▼▼▼

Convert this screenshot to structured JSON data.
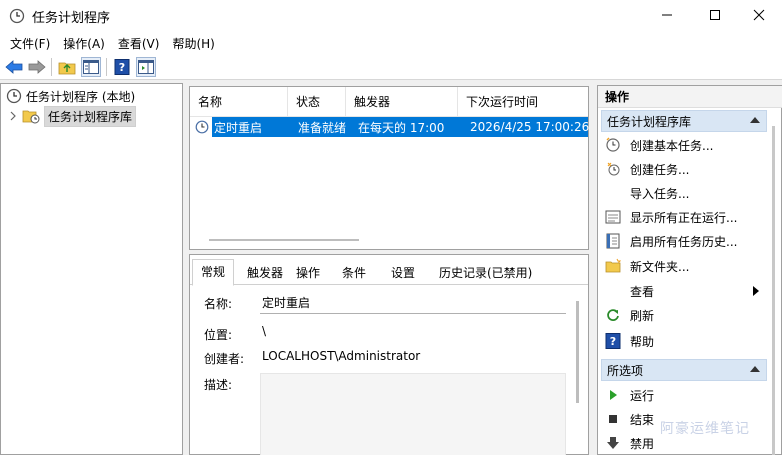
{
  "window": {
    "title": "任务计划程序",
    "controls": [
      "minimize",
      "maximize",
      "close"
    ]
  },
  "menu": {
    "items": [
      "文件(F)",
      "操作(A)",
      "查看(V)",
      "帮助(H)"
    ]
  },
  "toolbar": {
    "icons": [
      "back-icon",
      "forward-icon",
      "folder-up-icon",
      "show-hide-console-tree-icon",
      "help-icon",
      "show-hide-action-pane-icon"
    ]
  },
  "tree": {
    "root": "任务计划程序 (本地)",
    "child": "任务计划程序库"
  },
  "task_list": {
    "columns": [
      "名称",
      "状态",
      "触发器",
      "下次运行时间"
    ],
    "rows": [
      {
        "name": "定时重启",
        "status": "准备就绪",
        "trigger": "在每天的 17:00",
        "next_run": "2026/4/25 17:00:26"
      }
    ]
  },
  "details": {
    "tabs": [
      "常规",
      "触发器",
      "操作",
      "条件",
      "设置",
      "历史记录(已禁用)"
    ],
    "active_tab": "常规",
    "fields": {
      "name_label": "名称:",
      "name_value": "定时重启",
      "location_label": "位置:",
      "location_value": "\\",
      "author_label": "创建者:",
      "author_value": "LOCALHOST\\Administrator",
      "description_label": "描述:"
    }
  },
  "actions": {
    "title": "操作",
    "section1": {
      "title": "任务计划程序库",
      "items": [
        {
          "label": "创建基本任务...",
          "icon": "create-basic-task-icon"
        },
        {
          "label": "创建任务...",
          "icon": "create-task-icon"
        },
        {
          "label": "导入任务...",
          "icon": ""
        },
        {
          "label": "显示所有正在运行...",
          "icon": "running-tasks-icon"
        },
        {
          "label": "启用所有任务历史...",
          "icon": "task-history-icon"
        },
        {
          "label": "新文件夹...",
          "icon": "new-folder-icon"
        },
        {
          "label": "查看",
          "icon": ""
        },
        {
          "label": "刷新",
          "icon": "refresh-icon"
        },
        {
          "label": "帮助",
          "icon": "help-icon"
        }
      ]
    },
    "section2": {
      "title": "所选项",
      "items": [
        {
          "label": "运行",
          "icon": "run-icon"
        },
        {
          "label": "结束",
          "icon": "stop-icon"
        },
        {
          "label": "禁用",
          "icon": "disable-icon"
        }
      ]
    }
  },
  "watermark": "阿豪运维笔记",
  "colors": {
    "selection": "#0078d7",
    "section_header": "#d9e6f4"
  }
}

▲▲▲
▼▼▼

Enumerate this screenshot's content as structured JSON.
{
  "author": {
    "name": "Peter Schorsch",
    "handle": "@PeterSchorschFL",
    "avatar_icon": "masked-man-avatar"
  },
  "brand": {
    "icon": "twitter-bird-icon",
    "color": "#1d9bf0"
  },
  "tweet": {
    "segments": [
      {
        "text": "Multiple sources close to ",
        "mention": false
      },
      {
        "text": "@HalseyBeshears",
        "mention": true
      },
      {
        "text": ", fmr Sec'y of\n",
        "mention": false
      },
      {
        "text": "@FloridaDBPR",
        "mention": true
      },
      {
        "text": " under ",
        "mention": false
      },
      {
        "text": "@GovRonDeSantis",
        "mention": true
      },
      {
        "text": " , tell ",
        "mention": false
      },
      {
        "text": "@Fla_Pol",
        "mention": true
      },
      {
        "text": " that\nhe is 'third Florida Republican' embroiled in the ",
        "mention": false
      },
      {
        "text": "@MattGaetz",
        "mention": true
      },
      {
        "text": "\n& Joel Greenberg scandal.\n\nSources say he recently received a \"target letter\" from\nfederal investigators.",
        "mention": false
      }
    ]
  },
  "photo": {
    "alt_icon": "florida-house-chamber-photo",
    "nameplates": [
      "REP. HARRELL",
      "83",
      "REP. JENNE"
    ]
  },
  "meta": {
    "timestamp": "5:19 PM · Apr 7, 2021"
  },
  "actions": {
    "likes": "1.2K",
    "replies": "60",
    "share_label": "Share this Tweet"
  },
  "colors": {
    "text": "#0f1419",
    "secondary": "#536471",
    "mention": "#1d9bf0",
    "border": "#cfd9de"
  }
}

▲▲▲

◆ **What you have to do**
Wherever the string "screenshot" appears in the entries above, list that line.

◆ **Expected answer**
Convert this screenshot to structured JSON data.
Enumerate this screenshot's content as structured JSON.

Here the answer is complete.